• Extracted information:
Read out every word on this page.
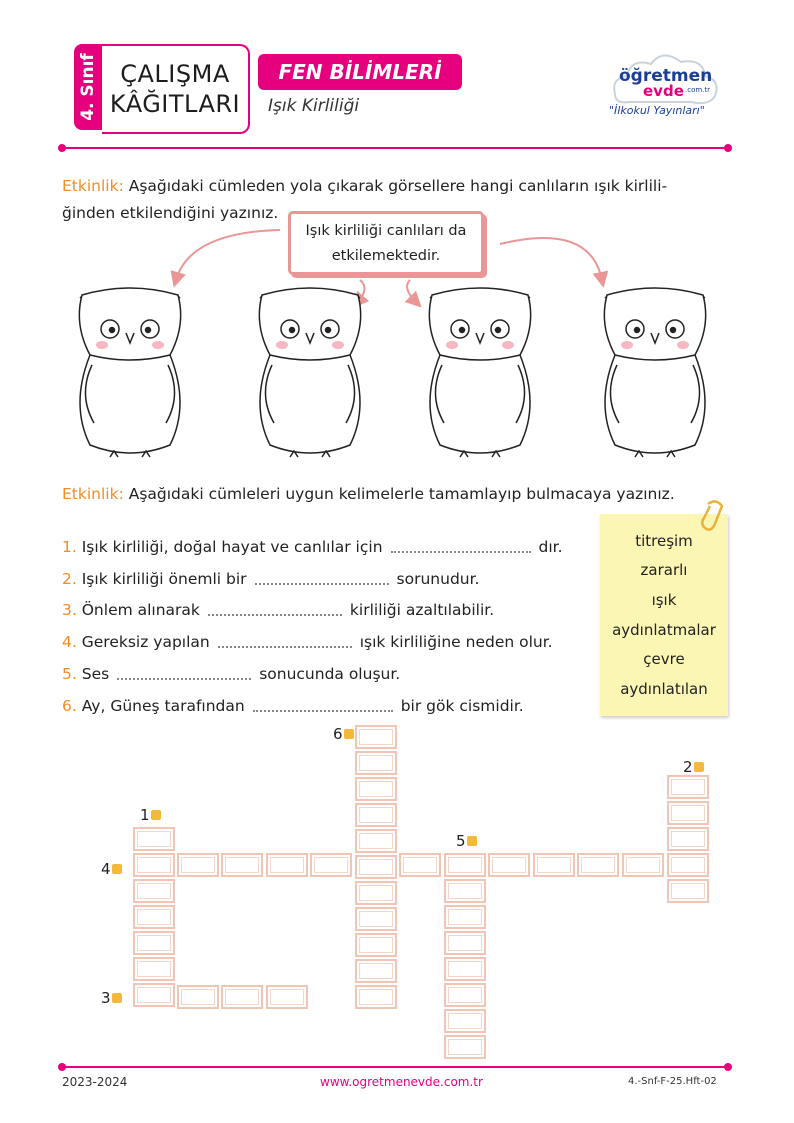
4. Sınıf ÇALIŞMA
KÂĞITLARI
FEN BİLİMLERİ
Işık Kirliliği
öğretmen
evde .com.tr
"İlkokul Yayınları"
Etkinlik: Aşağıdaki cümleden yola çıkarak görsellere hangi canlıların ışık kirlili-
ğinden etkilendiğini yazınız.
Işık kirliliği canlıları da
etkilemektedir.
Etkinlik: Aşağıdaki cümleleri uygun kelimelerle tamamlayıp bulmacaya yazınız.
1. Işık kirliliği, doğal hayat ve canlılar için	dır.
2. Işık kirliliği önemli bir	sorunudur.
3. Önlem alınarak	kirliliği azaltılabilir.
4. Gereksiz yapılan	ışık kirliliğine neden olur.
5. Ses	sonucunda oluşur.
6. Ay, Güneş tarafından	bir gök cismidir.
titreşim
zararlı
ışık
aydınlatmalar
çevre
aydınlatılan
1
2
3
4
5
6
2023-2024	www.ogretmenevde.com.tr	4.-Snf-F-25.Hft-02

• Objective: Each entry above is to be written out again unchanged, apart from the pictures, which are left out.

• Result of the exercise:
Read out every word on this page.
4. Sınıf ÇALIŞMA
KÂĞITLARI
FEN BİLİMLERİ
Işık Kirliliği
öğretmen
evde .com.tr
"İlkokul Yayınları"
Etkinlik: Aşağıdaki cümleden yola çıkarak görsellere hangi canlıların ışık kirlili-
ğinden etkilendiğini yazınız.
Işık kirliliği canlıları da
etkilemektedir.
Etkinlik: Aşağıdaki cümleleri uygun kelimelerle tamamlayıp bulmacaya yazınız.
1. Işık kirliliği, doğal hayat ve canlılar için	dır.
2. Işık kirliliği önemli bir	sorunudur.
3. Önlem alınarak	kirliliği azaltılabilir.
4. Gereksiz yapılan	ışık kirliliğine neden olur.
5. Ses	sonucunda oluşur.
6. Ay, Güneş tarafından	bir gök cismidir.
titreşim
zararlı
ışık
aydınlatmalar
çevre
aydınlatılan
1
2
3
4
5
6
2023-2024	www.ogretmenevde.com.tr	4.-Snf-F-25.Hft-02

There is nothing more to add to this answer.